==== Source data ====

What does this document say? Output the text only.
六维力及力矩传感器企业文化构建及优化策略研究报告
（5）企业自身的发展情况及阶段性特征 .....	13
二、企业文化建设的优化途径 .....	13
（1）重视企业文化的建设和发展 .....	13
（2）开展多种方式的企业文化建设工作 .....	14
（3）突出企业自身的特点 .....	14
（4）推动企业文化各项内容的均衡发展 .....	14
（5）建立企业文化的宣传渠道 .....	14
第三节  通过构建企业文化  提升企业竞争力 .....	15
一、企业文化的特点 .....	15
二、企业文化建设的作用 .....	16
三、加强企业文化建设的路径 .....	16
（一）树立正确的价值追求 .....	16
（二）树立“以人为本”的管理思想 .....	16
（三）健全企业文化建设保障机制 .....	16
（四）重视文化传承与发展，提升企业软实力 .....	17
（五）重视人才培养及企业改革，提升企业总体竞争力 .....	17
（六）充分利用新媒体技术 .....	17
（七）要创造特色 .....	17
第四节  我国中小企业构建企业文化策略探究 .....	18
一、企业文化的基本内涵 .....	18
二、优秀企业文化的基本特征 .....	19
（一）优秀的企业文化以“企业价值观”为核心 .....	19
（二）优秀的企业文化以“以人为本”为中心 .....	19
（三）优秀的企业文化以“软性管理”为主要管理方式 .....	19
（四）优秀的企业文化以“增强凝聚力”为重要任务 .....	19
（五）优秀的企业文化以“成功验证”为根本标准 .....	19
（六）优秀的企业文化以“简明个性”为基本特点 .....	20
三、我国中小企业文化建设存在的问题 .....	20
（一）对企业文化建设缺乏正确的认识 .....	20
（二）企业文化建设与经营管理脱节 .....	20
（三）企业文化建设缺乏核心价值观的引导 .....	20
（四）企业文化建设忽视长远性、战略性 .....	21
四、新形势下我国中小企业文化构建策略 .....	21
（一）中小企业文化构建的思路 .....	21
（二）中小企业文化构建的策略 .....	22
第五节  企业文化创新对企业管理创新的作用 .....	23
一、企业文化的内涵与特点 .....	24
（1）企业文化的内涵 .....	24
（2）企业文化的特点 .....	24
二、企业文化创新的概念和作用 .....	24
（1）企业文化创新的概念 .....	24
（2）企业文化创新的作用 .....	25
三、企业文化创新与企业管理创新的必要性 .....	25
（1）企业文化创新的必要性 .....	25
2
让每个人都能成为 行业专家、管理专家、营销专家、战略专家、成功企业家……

====

> [Exercise directions]: Your task is to output all of the data above word for word.

> [Finished task]:
What does this document say? Output the text only.
六维力及力矩传感器企业文化构建及优化策略研究报告
（5）企业自身的发展情况及阶段性特征 .....	13
二、企业文化建设的优化途径 .....	13
（1）重视企业文化的建设和发展 .....	13
（2）开展多种方式的企业文化建设工作 .....	14
（3）突出企业自身的特点 .....	14
（4）推动企业文化各项内容的均衡发展 .....	14
（5）建立企业文化的宣传渠道 .....	14
第三节  通过构建企业文化  提升企业竞争力 .....	15
一、企业文化的特点 .....	15
二、企业文化建设的作用 .....	16
三、加强企业文化建设的路径 .....	16
（一）树立正确的价值追求 .....	16
（二）树立“以人为本”的管理思想 .....	16
（三）健全企业文化建设保障机制 .....	16
（四）重视文化传承与发展，提升企业软实力 .....	17
（五）重视人才培养及企业改革，提升企业总体竞争力 .....	17
（六）充分利用新媒体技术 .....	17
（七）要创造特色 .....	17
第四节  我国中小企业构建企业文化策略探究 .....	18
一、企业文化的基本内涵 .....	18
二、优秀企业文化的基本特征 .....	19
（一）优秀的企业文化以“企业价值观”为核心 .....	19
（二）优秀的企业文化以“以人为本”为中心 .....	19
（三）优秀的企业文化以“软性管理”为主要管理方式 .....	19
（四）优秀的企业文化以“增强凝聚力”为重要任务 .....	19
（五）优秀的企业文化以“成功验证”为根本标准 .....	19
（六）优秀的企业文化以“简明个性”为基本特点 .....	20
三、我国中小企业文化建设存在的问题 .....	20
（一）对企业文化建设缺乏正确的认识 .....	20
（二）企业文化建设与经营管理脱节 .....	20
（三）企业文化建设缺乏核心价值观的引导 .....	20
（四）企业文化建设忽视长远性、战略性 .....	21
四、新形势下我国中小企业文化构建策略 .....	21
（一）中小企业文化构建的思路 .....	21
（二）中小企业文化构建的策略 .....	22
第五节  企业文化创新对企业管理创新的作用 .....	23
一、企业文化的内涵与特点 .....	24
（1）企业文化的内涵 .....	24
（2）企业文化的特点 .....	24
二、企业文化创新的概念和作用 .....	24
（1）企业文化创新的概念 .....	24
（2）企业文化创新的作用 .....	25
三、企业文化创新与企业管理创新的必要性 .....	25
（1）企业文化创新的必要性 .....	25
2
让每个人都能成为 行业专家、管理专家、营销专家、战略专家、成功企业家……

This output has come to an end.